Skip the pictures and repeat each line of the data exactly.

§

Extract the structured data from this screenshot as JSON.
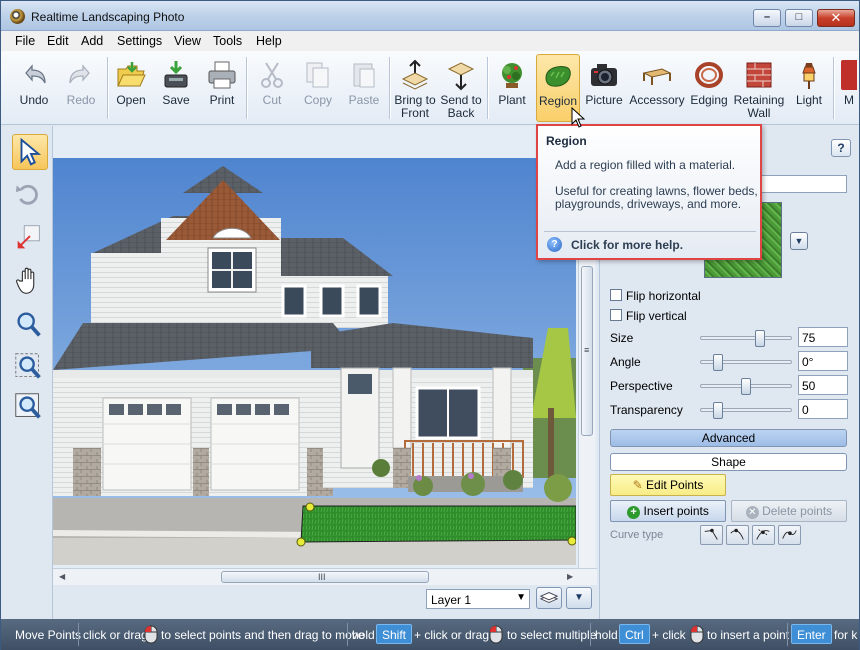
{
  "window": {
    "title": "Realtime Landscaping Photo"
  },
  "menu": [
    "File",
    "Edit",
    "Add",
    "Settings",
    "View",
    "Tools",
    "Help"
  ],
  "toolbar": {
    "undo": "Undo",
    "redo": "Redo",
    "open": "Open",
    "save": "Save",
    "print": "Print",
    "cut": "Cut",
    "copy": "Copy",
    "paste": "Paste",
    "bring_front_1": "Bring to",
    "bring_front_2": "Front",
    "send_back_1": "Send to",
    "send_back_2": "Back",
    "plant": "Plant",
    "region": "Region",
    "picture": "Picture",
    "accessory": "Accessory",
    "edging": "Edging",
    "retaining_1": "Retaining",
    "retaining_2": "Wall",
    "light": "Light",
    "more": "M"
  },
  "tooltip": {
    "title": "Region",
    "description": "Add a region filled with a material.",
    "extra": "Useful for creating lawns, flower beds, playgrounds, driveways, and more.",
    "help": "Click for more help."
  },
  "panel": {
    "help_label": "?",
    "flip_horizontal": "Flip horizontal",
    "flip_vertical": "Flip vertical",
    "size_label": "Size",
    "size_value": "75",
    "size_level": 0.67,
    "angle_label": "Angle",
    "angle_value": "0°",
    "angle_level": 0.15,
    "perspective_label": "Perspective",
    "perspective_value": "50",
    "perspective_level": 0.5,
    "transparency_label": "Transparency",
    "transparency_value": "0",
    "transparency_level": 0.15,
    "advanced": "Advanced",
    "shape": "Shape",
    "edit_points": "Edit Points",
    "insert_points": "Insert points",
    "delete_points": "Delete points",
    "curve_type": "Curve type"
  },
  "layer": {
    "selected": "Layer 1"
  },
  "scroll": {
    "h_grip": "III",
    "v_grip": "≡"
  },
  "status": {
    "mode": "Move Points",
    "s1": "click or drag",
    "s2": "to select points and then drag to move",
    "s3": "hold",
    "k1": "Shift",
    "s4": "+ click or drag",
    "s5": "to select multiple",
    "s6": "hold",
    "k2": "Ctrl",
    "s7": "+ click",
    "s8": "to insert a point",
    "k3": "Enter",
    "s9": "for k"
  },
  "colors": {
    "accent": "#3e8fd6",
    "tooltip_border": "#e04545",
    "active_tool": "#f9cf6a"
  }
}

§

**Final result**
Extract the structured data from this screenshot as JSON.
{
  "window": {
    "title": "Realtime Landscaping Photo"
  },
  "menu": [
    "File",
    "Edit",
    "Add",
    "Settings",
    "View",
    "Tools",
    "Help"
  ],
  "toolbar": {
    "undo": "Undo",
    "redo": "Redo",
    "open": "Open",
    "save": "Save",
    "print": "Print",
    "cut": "Cut",
    "copy": "Copy",
    "paste": "Paste",
    "bring_front_1": "Bring to",
    "bring_front_2": "Front",
    "send_back_1": "Send to",
    "send_back_2": "Back",
    "plant": "Plant",
    "region": "Region",
    "picture": "Picture",
    "accessory": "Accessory",
    "edging": "Edging",
    "retaining_1": "Retaining",
    "retaining_2": "Wall",
    "light": "Light",
    "more": "M"
  },
  "tooltip": {
    "title": "Region",
    "description": "Add a region filled with a material.",
    "extra": "Useful for creating lawns, flower beds, playgrounds, driveways, and more.",
    "help": "Click for more help."
  },
  "panel": {
    "help_label": "?",
    "flip_horizontal": "Flip horizontal",
    "flip_vertical": "Flip vertical",
    "size_label": "Size",
    "size_value": "75",
    "size_level": 0.67,
    "angle_label": "Angle",
    "angle_value": "0°",
    "angle_level": 0.15,
    "perspective_label": "Perspective",
    "perspective_value": "50",
    "perspective_level": 0.5,
    "transparency_label": "Transparency",
    "transparency_value": "0",
    "transparency_level": 0.15,
    "advanced": "Advanced",
    "shape": "Shape",
    "edit_points": "Edit Points",
    "insert_points": "Insert points",
    "delete_points": "Delete points",
    "curve_type": "Curve type"
  },
  "layer": {
    "selected": "Layer 1"
  },
  "scroll": {
    "h_grip": "III",
    "v_grip": "≡"
  },
  "status": {
    "mode": "Move Points",
    "s1": "click or drag",
    "s2": "to select points and then drag to move",
    "s3": "hold",
    "k1": "Shift",
    "s4": "+ click or drag",
    "s5": "to select multiple",
    "s6": "hold",
    "k2": "Ctrl",
    "s7": "+ click",
    "s8": "to insert a point",
    "k3": "Enter",
    "s9": "for k"
  },
  "colors": {
    "accent": "#3e8fd6",
    "tooltip_border": "#e04545",
    "active_tool": "#f9cf6a"
  }
}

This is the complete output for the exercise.